Goal>
With the images removed, repeat the data below exactly.
—————
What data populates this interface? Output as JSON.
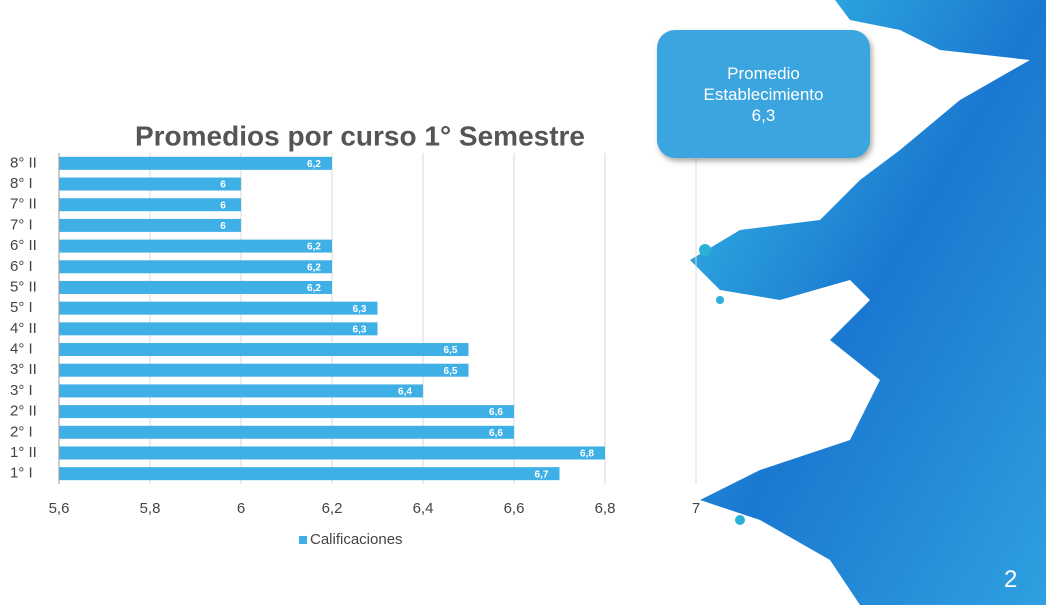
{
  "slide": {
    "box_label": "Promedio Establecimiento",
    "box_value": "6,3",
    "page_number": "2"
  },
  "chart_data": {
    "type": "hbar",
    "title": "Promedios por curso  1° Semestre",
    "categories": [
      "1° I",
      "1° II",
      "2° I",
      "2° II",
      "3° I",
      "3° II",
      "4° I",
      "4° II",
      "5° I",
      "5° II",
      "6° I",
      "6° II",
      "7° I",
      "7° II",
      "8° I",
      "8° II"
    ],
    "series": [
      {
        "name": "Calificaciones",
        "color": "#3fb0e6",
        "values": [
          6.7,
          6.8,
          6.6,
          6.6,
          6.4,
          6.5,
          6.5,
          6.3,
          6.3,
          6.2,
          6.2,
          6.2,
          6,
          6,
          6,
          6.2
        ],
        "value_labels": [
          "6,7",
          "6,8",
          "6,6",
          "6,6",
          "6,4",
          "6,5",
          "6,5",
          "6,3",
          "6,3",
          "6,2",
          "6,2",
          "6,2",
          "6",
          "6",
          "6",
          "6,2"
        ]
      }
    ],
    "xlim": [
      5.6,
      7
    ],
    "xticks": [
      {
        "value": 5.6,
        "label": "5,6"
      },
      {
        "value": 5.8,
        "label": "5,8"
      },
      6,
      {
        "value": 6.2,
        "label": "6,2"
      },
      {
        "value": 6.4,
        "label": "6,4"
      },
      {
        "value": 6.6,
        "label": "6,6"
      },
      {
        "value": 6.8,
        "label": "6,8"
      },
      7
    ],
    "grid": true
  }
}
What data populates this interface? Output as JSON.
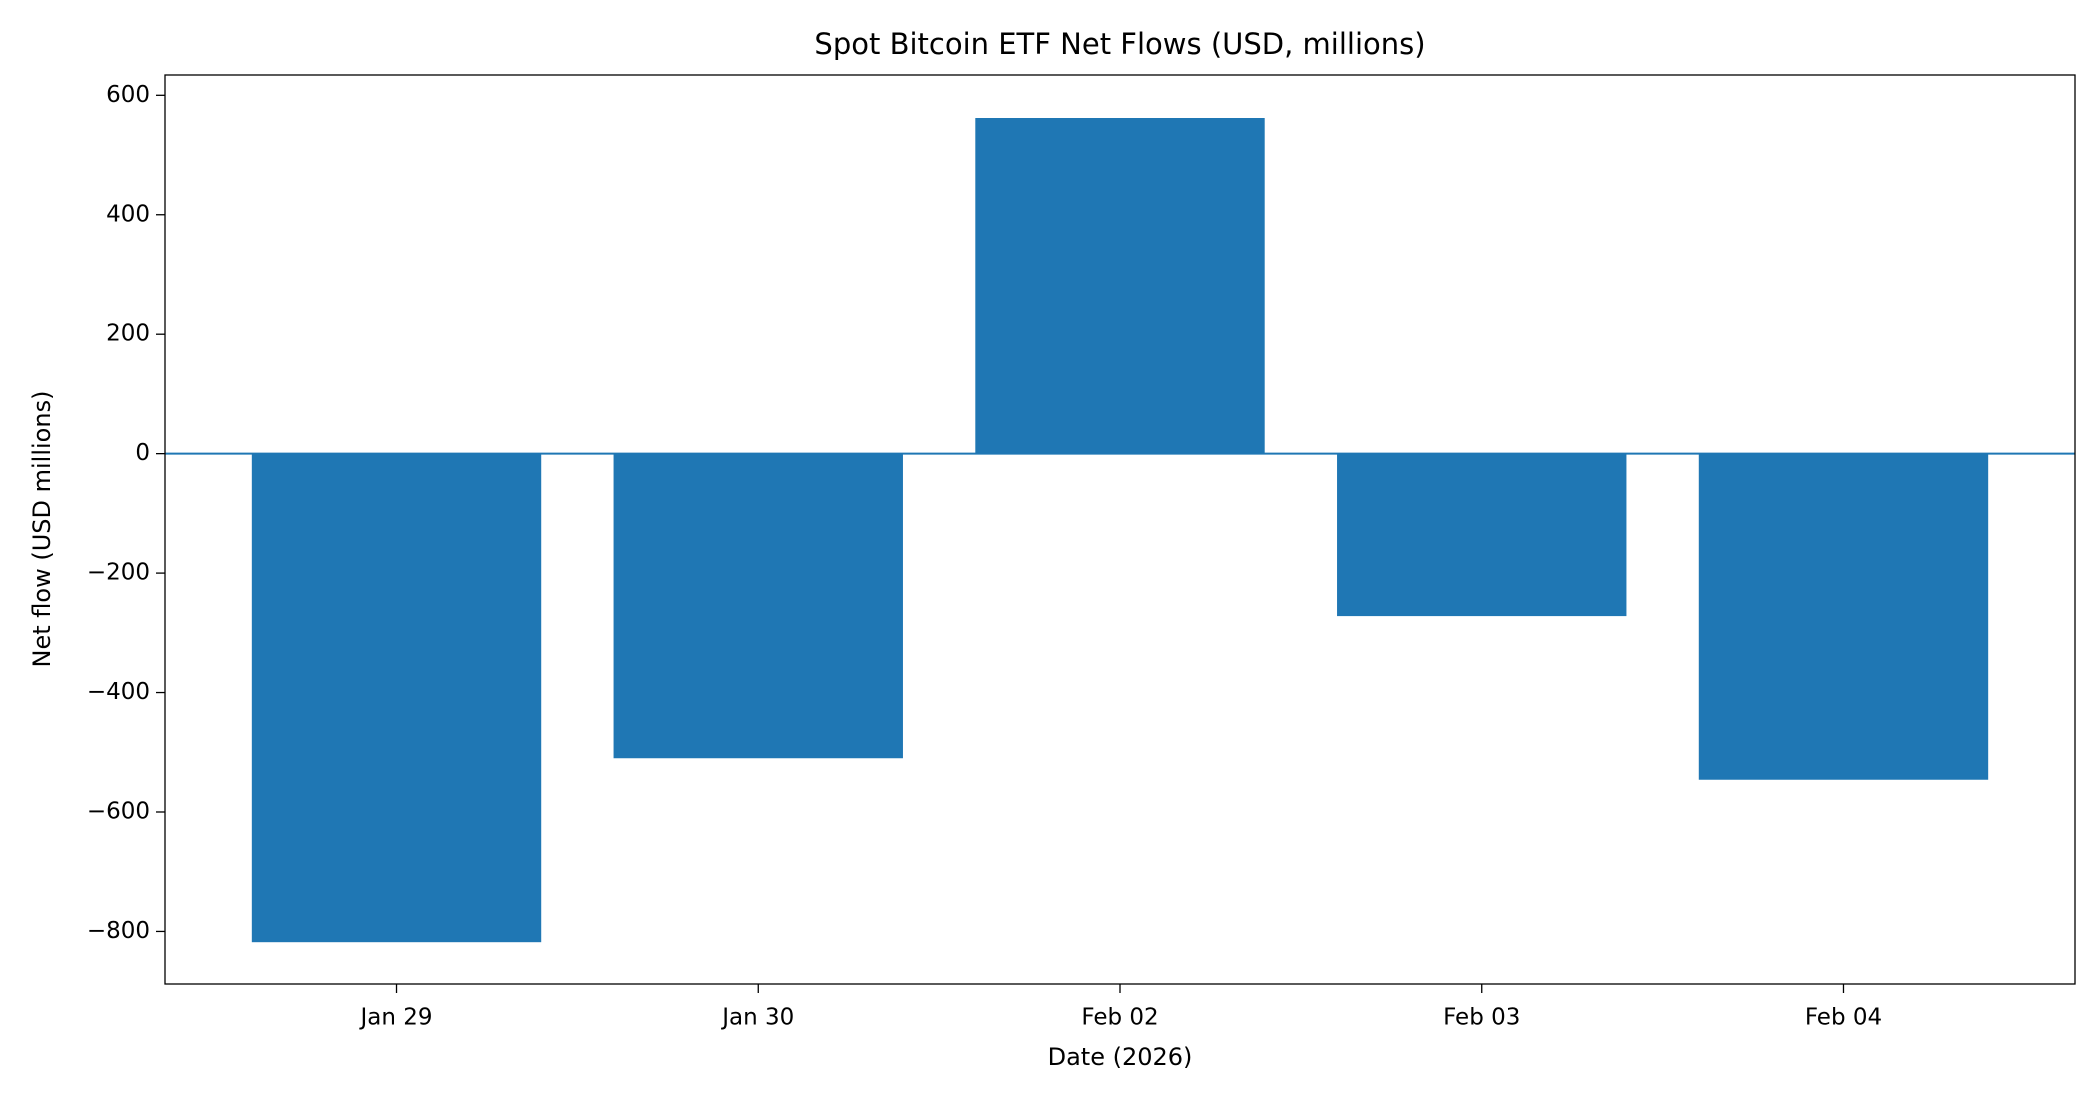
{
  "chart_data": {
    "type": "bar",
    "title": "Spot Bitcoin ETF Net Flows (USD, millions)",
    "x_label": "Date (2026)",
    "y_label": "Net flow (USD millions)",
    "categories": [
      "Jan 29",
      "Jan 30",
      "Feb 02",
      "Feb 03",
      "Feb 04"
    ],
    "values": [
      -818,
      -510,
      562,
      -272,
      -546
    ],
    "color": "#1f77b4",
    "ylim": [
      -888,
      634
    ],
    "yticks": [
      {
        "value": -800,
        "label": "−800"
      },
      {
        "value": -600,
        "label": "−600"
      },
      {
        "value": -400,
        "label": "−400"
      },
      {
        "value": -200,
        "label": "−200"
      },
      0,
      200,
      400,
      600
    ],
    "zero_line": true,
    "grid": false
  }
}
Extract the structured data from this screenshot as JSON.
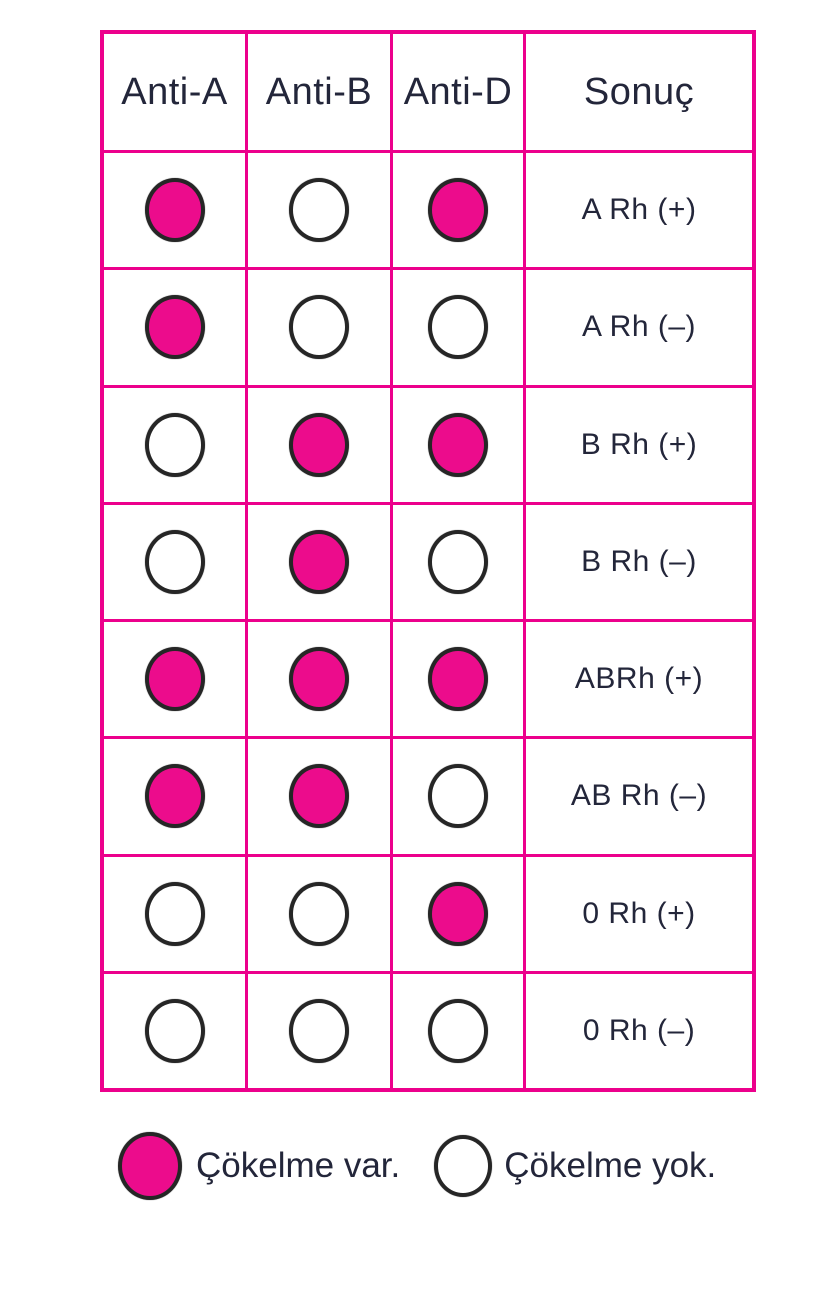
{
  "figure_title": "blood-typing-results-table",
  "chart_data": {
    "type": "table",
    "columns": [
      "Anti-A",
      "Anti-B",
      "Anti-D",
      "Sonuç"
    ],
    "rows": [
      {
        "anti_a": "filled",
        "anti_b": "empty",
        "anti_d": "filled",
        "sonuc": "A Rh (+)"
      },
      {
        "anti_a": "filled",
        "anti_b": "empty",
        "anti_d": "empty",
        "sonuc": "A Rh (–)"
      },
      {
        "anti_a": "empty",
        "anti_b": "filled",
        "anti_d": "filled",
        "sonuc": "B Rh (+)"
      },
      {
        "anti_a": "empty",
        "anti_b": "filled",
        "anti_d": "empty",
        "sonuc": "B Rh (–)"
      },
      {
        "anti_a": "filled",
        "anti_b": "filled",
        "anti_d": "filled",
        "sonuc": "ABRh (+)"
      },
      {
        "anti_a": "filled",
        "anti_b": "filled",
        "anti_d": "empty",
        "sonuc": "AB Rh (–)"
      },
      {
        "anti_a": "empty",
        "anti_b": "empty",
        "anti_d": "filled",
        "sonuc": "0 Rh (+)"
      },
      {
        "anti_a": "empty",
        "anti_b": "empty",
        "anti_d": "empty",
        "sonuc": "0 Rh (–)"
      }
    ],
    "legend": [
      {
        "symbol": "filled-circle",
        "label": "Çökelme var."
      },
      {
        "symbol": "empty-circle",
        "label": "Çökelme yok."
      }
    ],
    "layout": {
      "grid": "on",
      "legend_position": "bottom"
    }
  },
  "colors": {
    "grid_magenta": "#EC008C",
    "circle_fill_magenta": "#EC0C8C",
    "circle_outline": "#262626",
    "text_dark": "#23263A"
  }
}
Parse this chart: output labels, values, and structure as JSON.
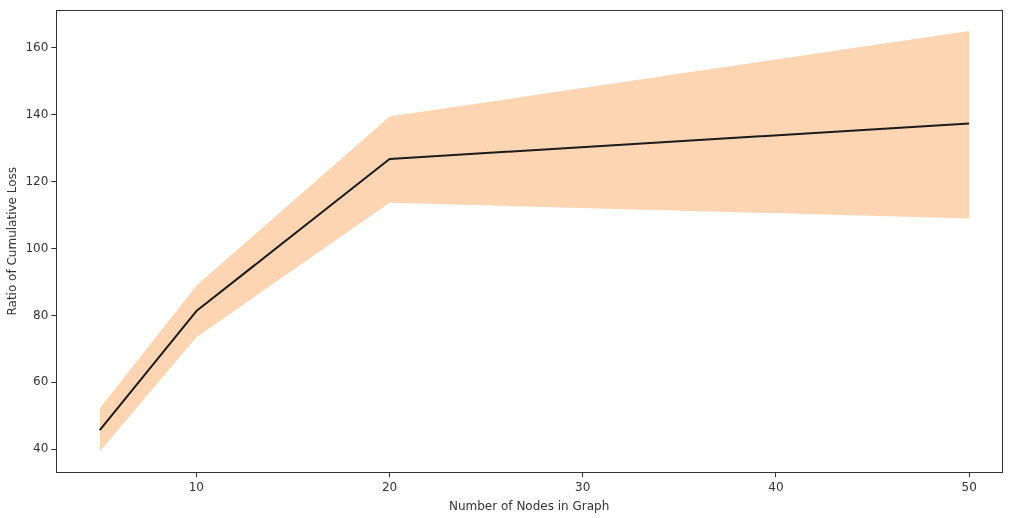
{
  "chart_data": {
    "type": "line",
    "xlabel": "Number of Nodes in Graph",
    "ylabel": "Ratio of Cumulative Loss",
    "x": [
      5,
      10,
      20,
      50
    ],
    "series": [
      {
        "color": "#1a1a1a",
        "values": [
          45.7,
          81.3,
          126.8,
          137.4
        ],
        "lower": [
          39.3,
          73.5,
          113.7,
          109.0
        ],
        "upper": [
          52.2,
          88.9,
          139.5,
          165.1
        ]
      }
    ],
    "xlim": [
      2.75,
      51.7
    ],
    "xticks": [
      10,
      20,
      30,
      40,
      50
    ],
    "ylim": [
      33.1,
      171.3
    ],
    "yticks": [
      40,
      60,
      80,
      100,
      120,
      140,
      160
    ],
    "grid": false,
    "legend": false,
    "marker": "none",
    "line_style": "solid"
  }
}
—————
The result>
What data populates this interface? Output as JSON.
{
  "slide": {
    "box_label": "Promedio Establecimiento",
    "box_value": "6,3",
    "page_number": "2"
  },
  "chart_data": {
    "type": "hbar",
    "title": "Promedios por curso  1° Semestre",
    "categories": [
      "1° I",
      "1° II",
      "2° I",
      "2° II",
      "3° I",
      "3° II",
      "4° I",
      "4° II",
      "5° I",
      "5° II",
      "6° I",
      "6° II",
      "7° I",
      "7° II",
      "8° I",
      "8° II"
    ],
    "series": [
      {
        "name": "Calificaciones",
        "color": "#3fb0e6",
        "values": [
          6.7,
          6.8,
          6.6,
          6.6,
          6.4,
          6.5,
          6.5,
          6.3,
          6.3,
          6.2,
          6.2,
          6.2,
          6,
          6,
          6,
          6.2
        ],
        "value_labels": [
          "6,7",
          "6,8",
          "6,6",
          "6,6",
          "6,4",
          "6,5",
          "6,5",
          "6,3",
          "6,3",
          "6,2",
          "6,2",
          "6,2",
          "6",
          "6",
          "6",
          "6,2"
        ]
      }
    ],
    "xlim": [
      5.6,
      7
    ],
    "xticks": [
      {
        "value": 5.6,
        "label": "5,6"
      },
      {
        "value": 5.8,
        "label": "5,8"
      },
      6,
      {
        "value": 6.2,
        "label": "6,2"
      },
      {
        "value": 6.4,
        "label": "6,4"
      },
      {
        "value": 6.6,
        "label": "6,6"
      },
      {
        "value": 6.8,
        "label": "6,8"
      },
      7
    ],
    "grid": true
  }
}
What data populates this interface? Output as JSON.
{
  "chart_data": {
    "type": "bar",
    "title": "Spot Bitcoin ETF Net Flows (USD, millions)",
    "x_label": "Date (2026)",
    "y_label": "Net flow (USD millions)",
    "categories": [
      "Jan 29",
      "Jan 30",
      "Feb 02",
      "Feb 03",
      "Feb 04"
    ],
    "values": [
      -818,
      -510,
      562,
      -272,
      -546
    ],
    "color": "#1f77b4",
    "ylim": [
      -888,
      634
    ],
    "yticks": [
      {
        "value": -800,
        "label": "−800"
      },
      {
        "value": -600,
        "label": "−600"
      },
      {
        "value": -400,
        "label": "−400"
      },
      {
        "value": -200,
        "label": "−200"
      },
      0,
      200,
      400,
      600
    ],
    "zero_line": true,
    "grid": false
  }
}
Extract the structured data from this screenshot as JSON.
{
  "figure_title": "blood-typing-results-table",
  "chart_data": {
    "type": "table",
    "columns": [
      "Anti-A",
      "Anti-B",
      "Anti-D",
      "Sonuç"
    ],
    "rows": [
      {
        "anti_a": "filled",
        "anti_b": "empty",
        "anti_d": "filled",
        "sonuc": "A Rh (+)"
      },
      {
        "anti_a": "filled",
        "anti_b": "empty",
        "anti_d": "empty",
        "sonuc": "A Rh (–)"
      },
      {
        "anti_a": "empty",
        "anti_b": "filled",
        "anti_d": "filled",
        "sonuc": "B Rh (+)"
      },
      {
        "anti_a": "empty",
        "anti_b": "filled",
        "anti_d": "empty",
        "sonuc": "B Rh (–)"
      },
      {
        "anti_a": "filled",
        "anti_b": "filled",
        "anti_d": "filled",
        "sonuc": "ABRh (+)"
      },
      {
        "anti_a": "filled",
        "anti_b": "filled",
        "anti_d": "empty",
        "sonuc": "AB Rh (–)"
      },
      {
        "anti_a": "empty",
        "anti_b": "empty",
        "anti_d": "filled",
        "sonuc": "0 Rh (+)"
      },
      {
        "anti_a": "empty",
        "anti_b": "empty",
        "anti_d": "empty",
        "sonuc": "0 Rh (–)"
      }
    ],
    "legend": [
      {
        "symbol": "filled-circle",
        "label": "Çökelme var."
      },
      {
        "symbol": "empty-circle",
        "label": "Çökelme yok."
      }
    ],
    "layout": {
      "grid": "on",
      "legend_position": "bottom"
    }
  },
  "colors": {
    "grid_magenta": "#EC008C",
    "circle_fill_magenta": "#EC0C8C",
    "circle_outline": "#262626",
    "text_dark": "#23263A"
  }
}
Parse this chart: output labels, values, and structure as JSON.
{
  "chart_data": {
    "type": "line",
    "xlabel": "Number of Nodes in Graph",
    "ylabel": "Ratio of Cumulative Loss",
    "x": [
      5,
      10,
      20,
      50
    ],
    "series": [
      {
        "color": "#1a1a1a",
        "values": [
          45.7,
          81.3,
          126.8,
          137.4
        ],
        "lower": [
          39.3,
          73.5,
          113.7,
          109.0
        ],
        "upper": [
          52.2,
          88.9,
          139.5,
          165.1
        ]
      }
    ],
    "xlim": [
      2.75,
      51.7
    ],
    "xticks": [
      10,
      20,
      30,
      40,
      50
    ],
    "ylim": [
      33.1,
      171.3
    ],
    "yticks": [
      40,
      60,
      80,
      100,
      120,
      140,
      160
    ],
    "grid": false,
    "legend": false,
    "marker": "none",
    "line_style": "solid"
  }
}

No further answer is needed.